— START OF Data entries —

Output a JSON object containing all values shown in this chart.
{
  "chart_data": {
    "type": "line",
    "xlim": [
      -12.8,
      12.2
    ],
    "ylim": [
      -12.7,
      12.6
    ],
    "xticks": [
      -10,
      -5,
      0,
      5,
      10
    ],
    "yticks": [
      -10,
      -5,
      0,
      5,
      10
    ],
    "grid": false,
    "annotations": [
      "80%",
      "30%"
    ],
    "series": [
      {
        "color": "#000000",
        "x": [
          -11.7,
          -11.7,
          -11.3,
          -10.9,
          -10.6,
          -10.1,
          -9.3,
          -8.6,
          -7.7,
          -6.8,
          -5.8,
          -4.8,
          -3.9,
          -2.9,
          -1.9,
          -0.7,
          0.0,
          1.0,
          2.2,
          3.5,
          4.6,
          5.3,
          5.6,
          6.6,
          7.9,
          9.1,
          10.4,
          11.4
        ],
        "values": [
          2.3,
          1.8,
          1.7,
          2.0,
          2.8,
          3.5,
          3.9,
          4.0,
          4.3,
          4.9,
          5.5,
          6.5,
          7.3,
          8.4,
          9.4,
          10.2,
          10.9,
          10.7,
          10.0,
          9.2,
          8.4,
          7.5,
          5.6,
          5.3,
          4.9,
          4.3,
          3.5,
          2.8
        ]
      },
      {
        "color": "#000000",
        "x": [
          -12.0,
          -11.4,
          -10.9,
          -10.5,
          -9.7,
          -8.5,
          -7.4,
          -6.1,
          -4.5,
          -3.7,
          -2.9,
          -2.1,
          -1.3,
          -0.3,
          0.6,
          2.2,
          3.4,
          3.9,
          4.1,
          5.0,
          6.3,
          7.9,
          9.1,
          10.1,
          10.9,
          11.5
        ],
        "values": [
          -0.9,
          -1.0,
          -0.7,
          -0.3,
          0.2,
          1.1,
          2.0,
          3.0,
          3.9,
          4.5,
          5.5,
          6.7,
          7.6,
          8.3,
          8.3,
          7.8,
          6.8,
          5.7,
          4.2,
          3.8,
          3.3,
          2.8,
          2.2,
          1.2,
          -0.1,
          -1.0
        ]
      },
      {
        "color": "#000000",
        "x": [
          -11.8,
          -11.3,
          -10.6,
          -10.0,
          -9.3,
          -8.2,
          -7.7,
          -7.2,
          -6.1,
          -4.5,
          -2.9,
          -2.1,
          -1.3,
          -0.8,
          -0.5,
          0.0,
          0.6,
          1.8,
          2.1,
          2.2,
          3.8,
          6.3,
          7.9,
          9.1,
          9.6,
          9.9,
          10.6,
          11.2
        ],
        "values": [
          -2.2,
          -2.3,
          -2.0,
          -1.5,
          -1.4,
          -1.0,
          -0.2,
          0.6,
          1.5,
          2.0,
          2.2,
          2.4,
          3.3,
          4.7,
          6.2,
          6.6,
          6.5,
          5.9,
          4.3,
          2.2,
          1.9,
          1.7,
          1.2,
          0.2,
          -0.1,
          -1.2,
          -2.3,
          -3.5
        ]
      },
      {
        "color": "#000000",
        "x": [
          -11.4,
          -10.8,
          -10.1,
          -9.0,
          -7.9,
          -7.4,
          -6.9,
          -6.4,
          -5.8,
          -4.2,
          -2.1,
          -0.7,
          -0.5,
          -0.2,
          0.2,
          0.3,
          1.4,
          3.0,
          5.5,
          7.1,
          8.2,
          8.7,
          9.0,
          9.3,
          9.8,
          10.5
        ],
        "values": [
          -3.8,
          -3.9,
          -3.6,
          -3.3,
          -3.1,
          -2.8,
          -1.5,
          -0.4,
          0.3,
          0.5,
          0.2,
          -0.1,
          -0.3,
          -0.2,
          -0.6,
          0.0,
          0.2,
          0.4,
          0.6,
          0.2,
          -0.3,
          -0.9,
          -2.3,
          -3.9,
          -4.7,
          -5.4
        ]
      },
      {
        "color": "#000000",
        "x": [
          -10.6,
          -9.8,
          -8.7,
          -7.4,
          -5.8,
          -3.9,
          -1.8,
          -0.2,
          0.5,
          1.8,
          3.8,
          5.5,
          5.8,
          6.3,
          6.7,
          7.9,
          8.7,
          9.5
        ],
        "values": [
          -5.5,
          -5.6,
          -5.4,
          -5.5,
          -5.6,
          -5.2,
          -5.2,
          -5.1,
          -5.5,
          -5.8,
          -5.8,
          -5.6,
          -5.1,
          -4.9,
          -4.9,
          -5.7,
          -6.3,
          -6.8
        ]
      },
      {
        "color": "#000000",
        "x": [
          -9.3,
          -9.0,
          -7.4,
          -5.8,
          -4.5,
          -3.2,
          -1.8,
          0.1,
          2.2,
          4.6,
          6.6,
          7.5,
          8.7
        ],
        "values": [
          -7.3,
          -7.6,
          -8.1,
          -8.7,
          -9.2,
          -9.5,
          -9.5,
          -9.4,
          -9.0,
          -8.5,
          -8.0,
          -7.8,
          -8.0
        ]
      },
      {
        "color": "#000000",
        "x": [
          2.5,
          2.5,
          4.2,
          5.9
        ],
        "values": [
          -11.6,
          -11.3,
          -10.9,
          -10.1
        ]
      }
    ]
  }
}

— END OF Data entries —

Aim of the exercise
Transcribe all entries exactly as they are given.

Response to the exercise
Output a JSON object containing all values shown in this chart.
{
  "chart_data": {
    "type": "line",
    "xlim": [
      -12.8,
      12.2
    ],
    "ylim": [
      -12.7,
      12.6
    ],
    "xticks": [
      -10,
      -5,
      0,
      5,
      10
    ],
    "yticks": [
      -10,
      -5,
      0,
      5,
      10
    ],
    "grid": false,
    "annotations": [
      "80%",
      "30%"
    ],
    "series": [
      {
        "color": "#000000",
        "x": [
          -11.7,
          -11.7,
          -11.3,
          -10.9,
          -10.6,
          -10.1,
          -9.3,
          -8.6,
          -7.7,
          -6.8,
          -5.8,
          -4.8,
          -3.9,
          -2.9,
          -1.9,
          -0.7,
          0.0,
          1.0,
          2.2,
          3.5,
          4.6,
          5.3,
          5.6,
          6.6,
          7.9,
          9.1,
          10.4,
          11.4
        ],
        "values": [
          2.3,
          1.8,
          1.7,
          2.0,
          2.8,
          3.5,
          3.9,
          4.0,
          4.3,
          4.9,
          5.5,
          6.5,
          7.3,
          8.4,
          9.4,
          10.2,
          10.9,
          10.7,
          10.0,
          9.2,
          8.4,
          7.5,
          5.6,
          5.3,
          4.9,
          4.3,
          3.5,
          2.8
        ]
      },
      {
        "color": "#000000",
        "x": [
          -12.0,
          -11.4,
          -10.9,
          -10.5,
          -9.7,
          -8.5,
          -7.4,
          -6.1,
          -4.5,
          -3.7,
          -2.9,
          -2.1,
          -1.3,
          -0.3,
          0.6,
          2.2,
          3.4,
          3.9,
          4.1,
          5.0,
          6.3,
          7.9,
          9.1,
          10.1,
          10.9,
          11.5
        ],
        "values": [
          -0.9,
          -1.0,
          -0.7,
          -0.3,
          0.2,
          1.1,
          2.0,
          3.0,
          3.9,
          4.5,
          5.5,
          6.7,
          7.6,
          8.3,
          8.3,
          7.8,
          6.8,
          5.7,
          4.2,
          3.8,
          3.3,
          2.8,
          2.2,
          1.2,
          -0.1,
          -1.0
        ]
      },
      {
        "color": "#000000",
        "x": [
          -11.8,
          -11.3,
          -10.6,
          -10.0,
          -9.3,
          -8.2,
          -7.7,
          -7.2,
          -6.1,
          -4.5,
          -2.9,
          -2.1,
          -1.3,
          -0.8,
          -0.5,
          0.0,
          0.6,
          1.8,
          2.1,
          2.2,
          3.8,
          6.3,
          7.9,
          9.1,
          9.6,
          9.9,
          10.6,
          11.2
        ],
        "values": [
          -2.2,
          -2.3,
          -2.0,
          -1.5,
          -1.4,
          -1.0,
          -0.2,
          0.6,
          1.5,
          2.0,
          2.2,
          2.4,
          3.3,
          4.7,
          6.2,
          6.6,
          6.5,
          5.9,
          4.3,
          2.2,
          1.9,
          1.7,
          1.2,
          0.2,
          -0.1,
          -1.2,
          -2.3,
          -3.5
        ]
      },
      {
        "color": "#000000",
        "x": [
          -11.4,
          -10.8,
          -10.1,
          -9.0,
          -7.9,
          -7.4,
          -6.9,
          -6.4,
          -5.8,
          -4.2,
          -2.1,
          -0.7,
          -0.5,
          -0.2,
          0.2,
          0.3,
          1.4,
          3.0,
          5.5,
          7.1,
          8.2,
          8.7,
          9.0,
          9.3,
          9.8,
          10.5
        ],
        "values": [
          -3.8,
          -3.9,
          -3.6,
          -3.3,
          -3.1,
          -2.8,
          -1.5,
          -0.4,
          0.3,
          0.5,
          0.2,
          -0.1,
          -0.3,
          -0.2,
          -0.6,
          0.0,
          0.2,
          0.4,
          0.6,
          0.2,
          -0.3,
          -0.9,
          -2.3,
          -3.9,
          -4.7,
          -5.4
        ]
      },
      {
        "color": "#000000",
        "x": [
          -10.6,
          -9.8,
          -8.7,
          -7.4,
          -5.8,
          -3.9,
          -1.8,
          -0.2,
          0.5,
          1.8,
          3.8,
          5.5,
          5.8,
          6.3,
          6.7,
          7.9,
          8.7,
          9.5
        ],
        "values": [
          -5.5,
          -5.6,
          -5.4,
          -5.5,
          -5.6,
          -5.2,
          -5.2,
          -5.1,
          -5.5,
          -5.8,
          -5.8,
          -5.6,
          -5.1,
          -4.9,
          -4.9,
          -5.7,
          -6.3,
          -6.8
        ]
      },
      {
        "color": "#000000",
        "x": [
          -9.3,
          -9.0,
          -7.4,
          -5.8,
          -4.5,
          -3.2,
          -1.8,
          0.1,
          2.2,
          4.6,
          6.6,
          7.5,
          8.7
        ],
        "values": [
          -7.3,
          -7.6,
          -8.1,
          -8.7,
          -9.2,
          -9.5,
          -9.5,
          -9.4,
          -9.0,
          -8.5,
          -8.0,
          -7.8,
          -8.0
        ]
      },
      {
        "color": "#000000",
        "x": [
          2.5,
          2.5,
          4.2,
          5.9
        ],
        "values": [
          -11.6,
          -11.3,
          -10.9,
          -10.1
        ]
      }
    ]
  }
}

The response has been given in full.